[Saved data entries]
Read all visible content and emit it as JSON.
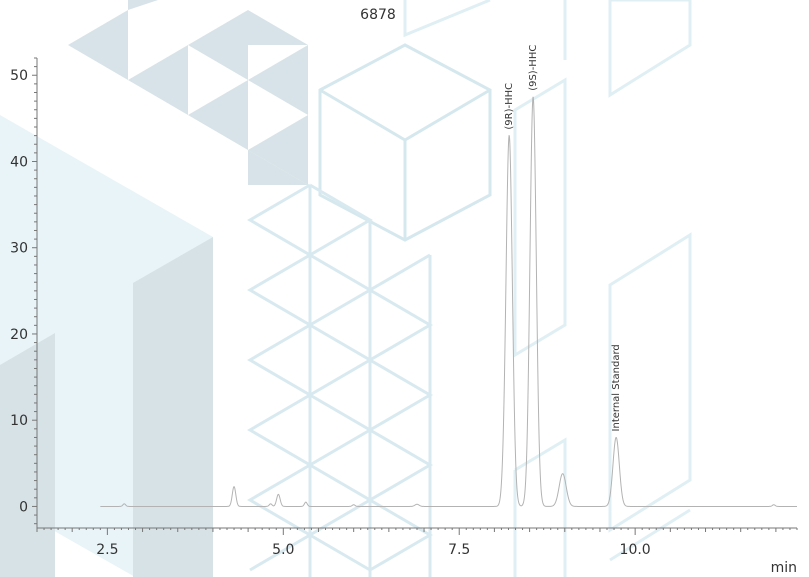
{
  "chart_data": {
    "type": "line",
    "title": "6878",
    "xlabel": "min",
    "ylabel": "",
    "xlim": [
      1.5,
      12.3
    ],
    "ylim": [
      -2.5,
      52
    ],
    "x_ticks": [
      2.5,
      5.0,
      7.5,
      10.0
    ],
    "y_ticks": [
      0,
      10,
      20,
      30,
      40,
      50
    ],
    "grid": false,
    "colors": {
      "trace": "#b3b3b3",
      "axis": "#777777",
      "text": "#333333"
    },
    "series": [
      {
        "baseline": 0,
        "peaks": [
          {
            "rt": 2.74,
            "height": 0.3,
            "width": 0.02
          },
          {
            "rt": 4.3,
            "height": 2.3,
            "width": 0.025
          },
          {
            "rt": 4.82,
            "height": 0.3,
            "width": 0.02
          },
          {
            "rt": 4.93,
            "height": 1.4,
            "width": 0.025
          },
          {
            "rt": 5.32,
            "height": 0.5,
            "width": 0.02
          },
          {
            "rt": 6.0,
            "height": 0.2,
            "width": 0.02
          },
          {
            "rt": 6.9,
            "height": 0.25,
            "width": 0.03
          },
          {
            "rt": 8.13,
            "height": 1.0,
            "width": 0.03
          },
          {
            "rt": 8.21,
            "height": 43.0,
            "width": 0.045
          },
          {
            "rt": 8.55,
            "height": 47.5,
            "width": 0.045
          },
          {
            "rt": 8.97,
            "height": 3.8,
            "width": 0.05
          },
          {
            "rt": 9.73,
            "height": 8.0,
            "width": 0.045
          },
          {
            "rt": 11.97,
            "height": 0.2,
            "width": 0.02
          }
        ]
      }
    ],
    "annotations": [
      {
        "text": "(9R)-HHC",
        "x": 8.21,
        "y": 43.0
      },
      {
        "text": "(9S)-HHC",
        "x": 8.55,
        "y": 47.5
      },
      {
        "text": "Internal Standard",
        "x": 9.73,
        "y": 8.0
      }
    ]
  }
}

# WORK INSTRUCTIONS
Quote the preceding listing precisely and completely, omitting its images.

# ANSWER TO THE EXERCISE
Read all visible content and emit it as JSON.
{
  "chart_data": {
    "type": "line",
    "title": "6878",
    "xlabel": "min",
    "ylabel": "",
    "xlim": [
      1.5,
      12.3
    ],
    "ylim": [
      -2.5,
      52
    ],
    "x_ticks": [
      2.5,
      5.0,
      7.5,
      10.0
    ],
    "y_ticks": [
      0,
      10,
      20,
      30,
      40,
      50
    ],
    "grid": false,
    "colors": {
      "trace": "#b3b3b3",
      "axis": "#777777",
      "text": "#333333"
    },
    "series": [
      {
        "baseline": 0,
        "peaks": [
          {
            "rt": 2.74,
            "height": 0.3,
            "width": 0.02
          },
          {
            "rt": 4.3,
            "height": 2.3,
            "width": 0.025
          },
          {
            "rt": 4.82,
            "height": 0.3,
            "width": 0.02
          },
          {
            "rt": 4.93,
            "height": 1.4,
            "width": 0.025
          },
          {
            "rt": 5.32,
            "height": 0.5,
            "width": 0.02
          },
          {
            "rt": 6.0,
            "height": 0.2,
            "width": 0.02
          },
          {
            "rt": 6.9,
            "height": 0.25,
            "width": 0.03
          },
          {
            "rt": 8.13,
            "height": 1.0,
            "width": 0.03
          },
          {
            "rt": 8.21,
            "height": 43.0,
            "width": 0.045
          },
          {
            "rt": 8.55,
            "height": 47.5,
            "width": 0.045
          },
          {
            "rt": 8.97,
            "height": 3.8,
            "width": 0.05
          },
          {
            "rt": 9.73,
            "height": 8.0,
            "width": 0.045
          },
          {
            "rt": 11.97,
            "height": 0.2,
            "width": 0.02
          }
        ]
      }
    ],
    "annotations": [
      {
        "text": "(9R)-HHC",
        "x": 8.21,
        "y": 43.0
      },
      {
        "text": "(9S)-HHC",
        "x": 8.55,
        "y": 47.5
      },
      {
        "text": "Internal Standard",
        "x": 9.73,
        "y": 8.0
      }
    ]
  }
}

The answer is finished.